§ Task to carry out:
Scan the data for "label" and copy the lines it appears in.

§ Data excerpts:
····················
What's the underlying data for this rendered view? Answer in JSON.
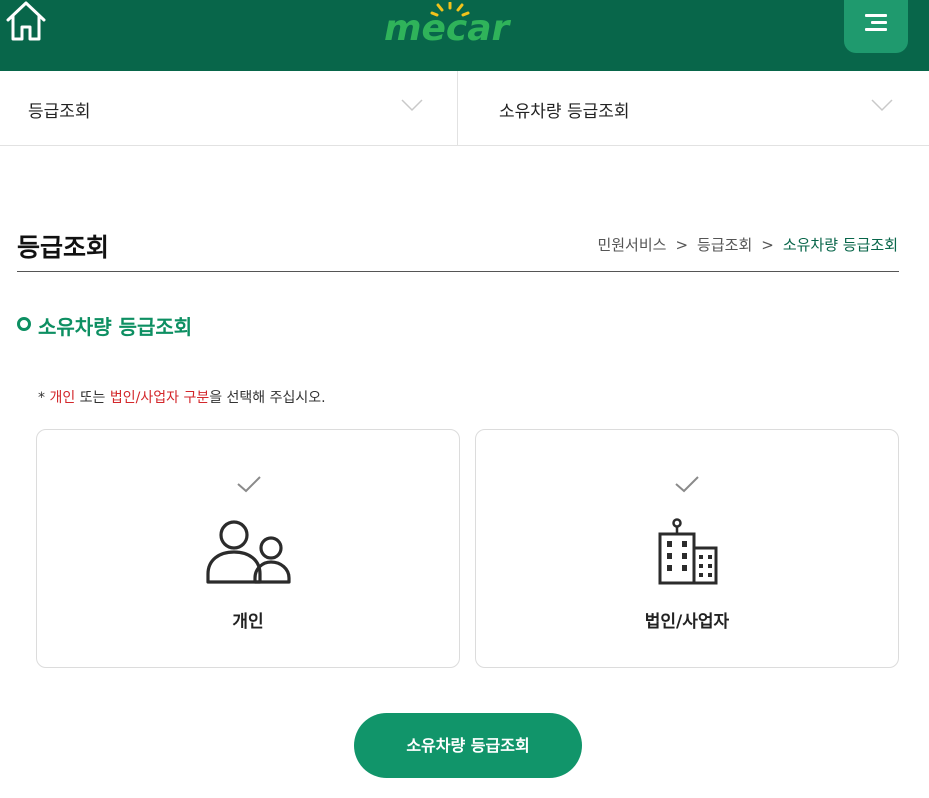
{
  "header": {
    "logo_text": "mecar",
    "home_icon": "home-icon",
    "menu_icon": "hamburger-menu-icon"
  },
  "selectors": {
    "left": {
      "label": "등급조회",
      "icon": "chevron-down-icon"
    },
    "right": {
      "label": "소유차량 등급조회",
      "icon": "chevron-down-icon"
    }
  },
  "page": {
    "title": "등급조회",
    "breadcrumb": [
      "민원서비스",
      "등급조회",
      "소유차량 등급조회"
    ],
    "breadcrumb_separator": ">"
  },
  "section": {
    "heading": "소유차량 등급조회"
  },
  "notice": {
    "prefix": "* ",
    "opt1": "개인",
    "mid": " 또는 ",
    "opt2": "법인/사업자 구분",
    "suffix": "을 선택해 주십시오."
  },
  "options": [
    {
      "label": "개인",
      "icon": "people-icon",
      "check_icon": "check-icon"
    },
    {
      "label": "법인/사업자",
      "icon": "building-icon",
      "check_icon": "check-icon"
    }
  ],
  "submit_button": {
    "label": "소유차량 등급조회"
  },
  "colors": {
    "header_bg": "#08664a",
    "menu_button_bg": "#1f9a6e",
    "accent_green": "#0d8f62",
    "button_green": "#11956a",
    "highlight_red": "#d3272b"
  }
}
····················
§ Exercise solution:
      "label": "등급조회",
      "label": "소유차량 등급조회",
      "label": "개인",
      "label": "법인/사업자",
    "label": "소유차량 등급조회"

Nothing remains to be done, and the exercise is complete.